### SHORT EXERCISE 1
Please copy out the stretch of the records below from the line containing "svg-text:2004: 2004 xyxy=(203,336,214,359)" through the line containing "sales-table: 1 19-MAY-2006", both of those lines included.

===============

FINANCIAL STATEMENTS

PRINCIPAL ACCOUNTING POLICIES

BASIS OF ACCOUNTINGThe consolidated financial statements are prepared on a going concern basis in accordance with International Financial Reporting Standards (IFRSs) and International Financial Reporting Standards Interpretation Committee (IFRS IC) interpretations endorsed by the European Union (EU) and with those parts of the Companies Act 2006 applicable to companies reporting under IFRS.

The Company is a public limited company incorporated and domiciled in England and Wales whose shares are listed and traded on the London Stock Exchange. The address of its registered office is Old Croft, Stanwix, Carlisle, CA3 9BA.

The preparation of financial statements in conformity with generally accepted accounting principles requires the use of estimates and assumptions that affect the reported amounts of assets and liabilities at the date of the financial statements and the reported amounts of revenues and expenses during the reporting year. Although these estimates are based on management’s best knowledge of the amount, event or actions, actual results ultimately may differ materially from the estimates.

Accounting policies have been applied consistently, other than where new policies have been adopted.

The consolidated financial statements are prepared under the historic cost convention as modified by the revaluation of financial assets and financial liabilities (including derivative financial instruments) at fair value through profit or loss.

BASIS OF CONSOLIDATIONThe consolidated financial statements comprise Carr’s Group plc and all its subsidiaries, together with the Group’s share of the results of its associate and joint ventures. The financial information of the subsidiaries, associate and joint ventures is prepared as of the same reporting date and consolidated using consistent accounting policies. Group inter-company balances and transactions, including any unrealised profits arising from Group inter-company transactions, are eliminated in full. Profits and losses on transactions with the associate and joint ventures are recognised in the consolidated income statement.

Results of subsidiary undertakings acquired during the current and prior financial year were included in the financial statements from the effective date of control. The separable net assets, both tangible and intangible, of the acquired subsidiary undertakings were incorporated into the financial statements on the basis of the fair value as at the effective date of the Group acquiring control.

IFRS 10 introduces a new definition of control which could affect whether an entity is consolidated into the Group accounts. An investor controls an investee when it is exposed, or has right, to variable returns from its involvement with the investee and has the ability to affect those returns through its power over the investee. Control requires power over the investee, exposure, or rights, to variable returns and the ability to use power to affect returns.

Subsidiaries are entities that meet the new definition of control. Subsidiaries are consolidated from the date on which control is transferred to the Group and are included until the date on which the Group ceases to control them.

===============

### SHORT EXERCISE 2
Translate this sentence from the accounting policies text into French: "Accounting policies have been applied consistently, other than where new policies have been adopted."

===============

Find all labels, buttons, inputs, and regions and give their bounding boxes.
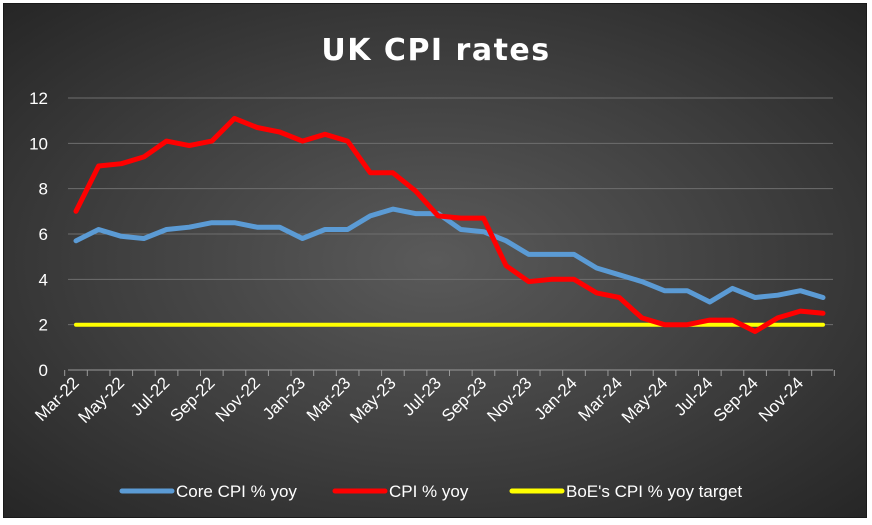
x-tick-label: May-23 <box>346 373 400 427</box>
series-line-0 <box>73 206 826 305</box>
x-tick-label: Sep-24 <box>710 373 762 425</box>
y-tick-label: 4 <box>39 270 48 289</box>
x-tick-label: Nov-24 <box>755 373 807 425</box>
y-tick-label: 10 <box>29 134 48 153</box>
y-tick-label: 2 <box>39 316 48 335</box>
legend-label-2: BoE's CPI % yoy target <box>566 482 742 501</box>
y-tick-label: 8 <box>39 180 48 199</box>
x-tick-label: May-22 <box>75 373 129 427</box>
series-line-1 <box>73 115 826 334</box>
x-tick-label: Jan-24 <box>531 373 581 423</box>
x-tick-label: Sep-22 <box>166 373 218 425</box>
y-tick-label: 0 <box>39 361 48 380</box>
x-tick-label: Mar-22 <box>31 373 83 425</box>
series-lines <box>73 115 826 334</box>
x-tick-label: Mar-24 <box>575 373 627 425</box>
x-tick-label: Nov-23 <box>483 373 535 425</box>
legend: Core CPI % yoy CPI % yoy BoE's CPI % yoy t… <box>119 482 742 501</box>
x-tick-label: Sep-23 <box>438 373 490 425</box>
x-tick-label: Jan-23 <box>259 373 309 423</box>
y-tick-label: 12 <box>29 89 48 108</box>
x-tick-label: Mar-23 <box>303 373 355 425</box>
x-tick-label: May-24 <box>618 373 672 427</box>
chart-area: UK CPI rates 0 2 4 6 8 10 12 Mar-22 May-22 Jul-2… <box>3 3 867 518</box>
chart-title: UK CPI rates <box>321 33 550 68</box>
gridlines <box>68 97 833 326</box>
x-tick-label: Nov-22 <box>212 373 264 425</box>
y-axis-ticks: 0 2 4 6 8 10 12 <box>29 89 48 380</box>
legend-label-1: CPI % yoy <box>389 482 469 501</box>
y-tick-label: 6 <box>39 225 48 244</box>
legend-label-0: Core CPI % yoy <box>176 482 297 501</box>
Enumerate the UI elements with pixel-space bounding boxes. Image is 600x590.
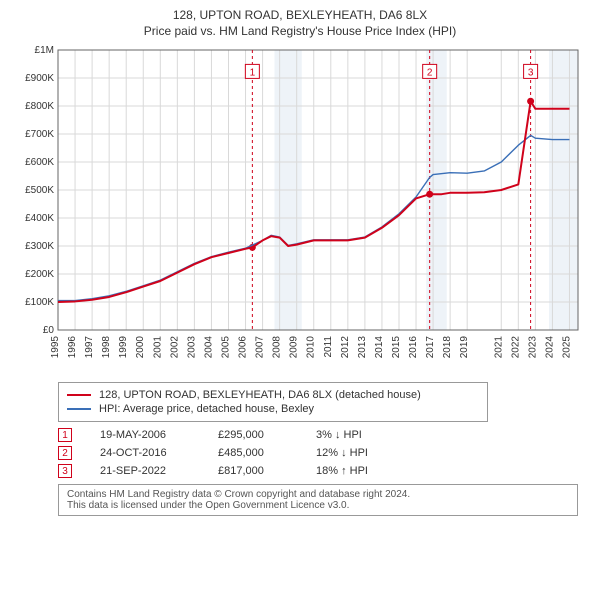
svg-text:2004: 2004 xyxy=(203,336,214,359)
svg-text:£900K: £900K xyxy=(25,73,54,84)
table-row: 3 21-SEP-2022 £817,000 18% ↑ HPI xyxy=(58,464,590,478)
svg-text:2013: 2013 xyxy=(357,336,368,359)
legend-item-property: 128, UPTON ROAD, BEXLEYHEATH, DA6 8LX (d… xyxy=(67,389,479,401)
legend-item-hpi: HPI: Average price, detached house, Bexl… xyxy=(67,403,479,415)
footer-attribution: Contains HM Land Registry data © Crown c… xyxy=(58,484,578,516)
svg-text:1998: 1998 xyxy=(101,336,112,359)
svg-text:2001: 2001 xyxy=(152,336,163,359)
svg-text:2015: 2015 xyxy=(391,336,402,359)
svg-text:1997: 1997 xyxy=(84,336,95,359)
sale-price-3: £817,000 xyxy=(218,465,288,477)
svg-text:£0: £0 xyxy=(43,325,55,336)
page: 128, UPTON ROAD, BEXLEYHEATH, DA6 8LX Pr… xyxy=(0,0,600,590)
svg-text:2005: 2005 xyxy=(220,336,231,359)
svg-text:£500K: £500K xyxy=(25,185,54,196)
table-row: 2 24-OCT-2016 £485,000 12% ↓ HPI xyxy=(58,446,590,460)
sales-table: 1 19-MAY-2006 £295,000 3% ↓ HPI 2 24-OCT… xyxy=(58,428,590,478)
legend-label-property: 128, UPTON ROAD, BEXLEYHEATH, DA6 8LX (d… xyxy=(99,389,421,401)
sale-marker-3: 3 xyxy=(58,464,72,478)
page-title: 128, UPTON ROAD, BEXLEYHEATH, DA6 8LX xyxy=(10,8,590,22)
svg-text:£300K: £300K xyxy=(25,241,54,252)
svg-text:2003: 2003 xyxy=(186,336,197,359)
svg-text:1999: 1999 xyxy=(118,336,129,359)
svg-text:2008: 2008 xyxy=(272,336,283,359)
chart-container: £0 £100K £200K £300K £400K £500K £600K £700K £80… xyxy=(10,44,590,374)
svg-text:£700K: £700K xyxy=(25,129,54,140)
sale-date-2: 24-OCT-2016 xyxy=(100,447,190,459)
svg-text:3: 3 xyxy=(528,67,534,78)
svg-text:2009: 2009 xyxy=(289,336,300,359)
svg-text:£400K: £400K xyxy=(25,213,54,224)
svg-text:1995: 1995 xyxy=(50,336,61,359)
svg-text:2010: 2010 xyxy=(306,336,317,359)
svg-text:£1M: £1M xyxy=(35,45,54,56)
svg-text:£800K: £800K xyxy=(25,101,54,112)
sale-hpi-1: 3% ↓ HPI xyxy=(316,429,406,441)
footer-line-1: Contains HM Land Registry data © Crown c… xyxy=(67,489,569,500)
svg-text:£100K: £100K xyxy=(25,297,54,308)
svg-text:2007: 2007 xyxy=(255,336,266,359)
legend-swatch-hpi xyxy=(67,408,91,410)
svg-text:2: 2 xyxy=(427,67,433,78)
table-row: 1 19-MAY-2006 £295,000 3% ↓ HPI xyxy=(58,428,590,442)
sale-marker-2: 2 xyxy=(58,446,72,460)
sale-price-2: £485,000 xyxy=(218,447,288,459)
svg-text:2019: 2019 xyxy=(459,336,470,359)
svg-text:2016: 2016 xyxy=(408,336,419,359)
footer-line-2: This data is licensed under the Open Gov… xyxy=(67,500,569,511)
svg-text:2002: 2002 xyxy=(169,336,180,359)
sale-date-1: 19-MAY-2006 xyxy=(100,429,190,441)
legend: 128, UPTON ROAD, BEXLEYHEATH, DA6 8LX (d… xyxy=(58,382,488,422)
svg-text:2024: 2024 xyxy=(544,336,555,359)
svg-text:£200K: £200K xyxy=(25,269,54,280)
sale-date-3: 21-SEP-2022 xyxy=(100,465,190,477)
svg-text:2000: 2000 xyxy=(135,336,146,359)
svg-text:2023: 2023 xyxy=(527,336,538,359)
svg-text:2025: 2025 xyxy=(561,336,572,359)
svg-text:2011: 2011 xyxy=(323,336,334,358)
page-subtitle: Price paid vs. HM Land Registry's House … xyxy=(10,24,590,38)
svg-text:2014: 2014 xyxy=(374,336,385,359)
svg-text:2022: 2022 xyxy=(510,336,521,359)
svg-text:2006: 2006 xyxy=(238,336,249,359)
svg-text:£600K: £600K xyxy=(25,157,54,168)
legend-swatch-property xyxy=(67,394,91,396)
svg-text:2021: 2021 xyxy=(493,336,504,359)
sale-marker-1: 1 xyxy=(58,428,72,442)
sale-hpi-3: 18% ↑ HPI xyxy=(316,465,406,477)
sale-hpi-2: 12% ↓ HPI xyxy=(316,447,406,459)
svg-text:1: 1 xyxy=(250,67,256,78)
svg-text:2017: 2017 xyxy=(425,336,436,359)
sale-price-1: £295,000 xyxy=(218,429,288,441)
svg-text:2012: 2012 xyxy=(340,336,351,359)
legend-label-hpi: HPI: Average price, detached house, Bexl… xyxy=(99,403,314,415)
svg-text:1996: 1996 xyxy=(67,336,78,359)
svg-text:2018: 2018 xyxy=(442,336,453,359)
price-hpi-chart: £0 £100K £200K £300K £400K £500K £600K £700K £80… xyxy=(10,44,590,374)
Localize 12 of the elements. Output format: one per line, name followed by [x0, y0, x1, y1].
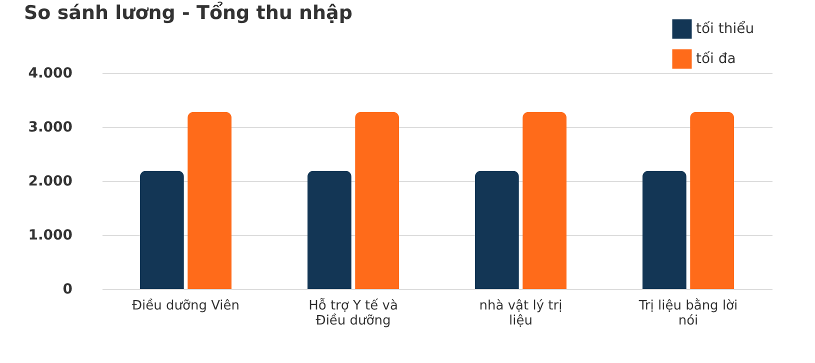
- y-tick-label: 0: [62, 282, 73, 298]
- x-tick-label: Hỗ trợ Y tế và Điều dưỡng: [308, 298, 398, 328]
- y-tick-label: 3.000: [28, 120, 73, 136]
- chart-title: So sánh lương - Tổng thu nhập: [24, 1, 352, 24]
- y-tick-label: 2.000: [28, 174, 73, 190]
- x-tick-label: nhà vật lý trị liệu: [479, 298, 562, 328]
- y-tick-label: 1.000: [28, 228, 73, 244]
- y-tick-label: 4.000: [28, 66, 73, 82]
- x-tick-label: Trị liệu bằng lời nói: [638, 298, 738, 328]
- x-tick-label: Điều dưỡng Viên: [132, 298, 240, 314]
- legend-label: tối thiểu: [696, 20, 754, 37]
- legend-label: tối đa: [696, 51, 736, 67]
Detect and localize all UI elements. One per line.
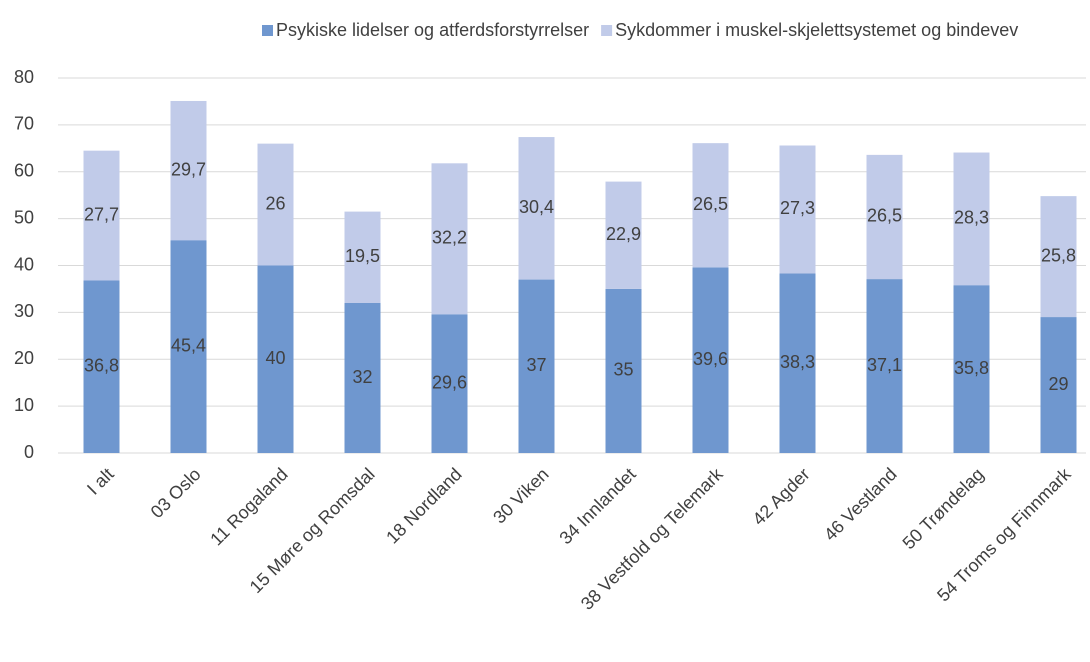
x-tick-label: 30 Viken (489, 464, 552, 527)
y-tick-label: 10 (14, 395, 34, 415)
data-label: 39,6 (693, 349, 728, 369)
bar-segment (431, 314, 468, 453)
y-tick-label: 70 (14, 114, 34, 134)
y-tick-label: 50 (14, 207, 34, 227)
data-label: 35 (613, 360, 633, 380)
x-tick-label: 50 Trøndelag (899, 464, 988, 553)
data-label: 36,8 (84, 356, 119, 376)
x-tick-label: 34 Innlandet (555, 464, 639, 548)
bar-segment (866, 279, 903, 453)
bar-segment (779, 145, 816, 274)
data-label: 45,4 (171, 335, 206, 355)
bar-segment (83, 150, 120, 281)
bar-segment (692, 143, 729, 268)
data-label: 37,1 (867, 355, 902, 375)
bar-segment (953, 152, 990, 286)
y-tick-label: 60 (14, 161, 34, 181)
data-label: 29,6 (432, 372, 467, 392)
bar-segment (1040, 317, 1077, 453)
data-label: 28,3 (954, 208, 989, 228)
legend-swatch (601, 25, 613, 36)
bar-segment (692, 267, 729, 453)
data-label: 26,5 (693, 194, 728, 214)
bar-segment (431, 163, 468, 315)
x-tick-label: 11 Rogaland (206, 464, 291, 549)
legend-label: Psykiske lidelser og atferdsforstyrrelse… (276, 20, 589, 40)
bar-segment (779, 273, 816, 453)
data-label: 38,3 (780, 352, 815, 372)
data-label: 27,7 (84, 204, 119, 224)
y-tick-label: 80 (14, 67, 34, 87)
data-label: 29 (1048, 374, 1068, 394)
x-tick-label: 38 Vestfold og Telemark (577, 463, 727, 613)
bar-segment (170, 240, 207, 453)
bar-segment (1040, 196, 1077, 318)
data-label: 22,9 (606, 224, 641, 244)
data-label: 32,2 (432, 228, 467, 248)
data-label: 26 (265, 193, 285, 213)
data-label: 29,7 (171, 159, 206, 179)
x-tick-label: 42 Agder (749, 464, 814, 529)
data-label: 35,8 (954, 358, 989, 378)
legend-swatch (262, 25, 273, 36)
bar-segment (518, 137, 555, 280)
y-tick-label: 20 (14, 348, 34, 368)
x-tick-label: I alt (83, 464, 118, 499)
y-tick-label: 30 (14, 301, 34, 321)
x-tick-label: 46 Vestland (820, 464, 901, 545)
data-label: 19,5 (345, 246, 380, 266)
data-label: 30,4 (519, 197, 554, 217)
bar-segment (518, 279, 555, 453)
x-tick-label: 03 Oslo (147, 464, 205, 522)
y-tick-label: 40 (14, 254, 34, 274)
x-tick-label: 18 Nordland (382, 464, 465, 547)
data-label: 27,3 (780, 198, 815, 218)
bar-segment (257, 265, 294, 453)
y-tick-label: 0 (24, 442, 34, 462)
bar-segment (257, 143, 294, 266)
bar-segment (605, 288, 642, 453)
bar-segment (170, 100, 207, 241)
bar-segment (344, 211, 381, 303)
data-label: 32 (352, 367, 372, 387)
bar-segment (344, 303, 381, 453)
data-label: 37 (526, 355, 546, 375)
bar-segment (953, 285, 990, 453)
data-label: 25,8 (1041, 245, 1076, 265)
bar-segment (605, 181, 642, 289)
data-label: 40 (265, 348, 285, 368)
legend-label: Sykdommer i muskel-skjelettsystemet og b… (615, 20, 1018, 40)
data-label: 26,5 (867, 206, 902, 226)
bar-segment (866, 154, 903, 280)
bar-segment (83, 280, 120, 453)
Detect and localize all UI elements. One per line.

===============

### COMPLETE OUTPUT 1
svg-text:2004: 2004 xyxy=(203,336,214,359)
svg-text:£900K: £900K xyxy=(25,73,54,84)
table-row: 3 21-SEP-2022 £817,000 18% ↑ HPI xyxy=(58,464,590,478)
svg-text:2013: 2013 xyxy=(357,336,368,359)
legend-item-property: 128, UPTON ROAD, BEXLEYHEATH, DA6 8LX (d… xyxy=(67,389,479,401)
legend-item-hpi: HPI: Average price, detached house, Bexl… xyxy=(67,403,479,415)
footer-attribution: Contains HM Land Registry data © Crown c… xyxy=(58,484,578,516)
svg-text:1998: 1998 xyxy=(101,336,112,359)
svg-text:2001: 2001 xyxy=(152,336,163,359)
svg-text:2015: 2015 xyxy=(391,336,402,359)
svg-text:1997: 1997 xyxy=(84,336,95,359)
sale-price-3: £817,000 xyxy=(218,465,288,477)
svg-text:£0: £0 xyxy=(43,325,55,336)
page: 128, UPTON ROAD, BEXLEYHEATH, DA6 8LX Pr… xyxy=(0,0,600,590)
svg-text:2005: 2005 xyxy=(220,336,231,359)
svg-text:£500K: £500K xyxy=(25,185,54,196)
table-row: 2 24-OCT-2016 £485,000 12% ↓ HPI xyxy=(58,446,590,460)
sales-table: 1 19-MAY-2006 £295,000 3% ↓ HPI 2 24-OCT… xyxy=(58,428,590,478)

### COMPLETE OUTPUT 2
Les méthodes comptables ont été appliquées de manière cohérente, sauf lorsque de nouvelles méthodes ont été adoptées.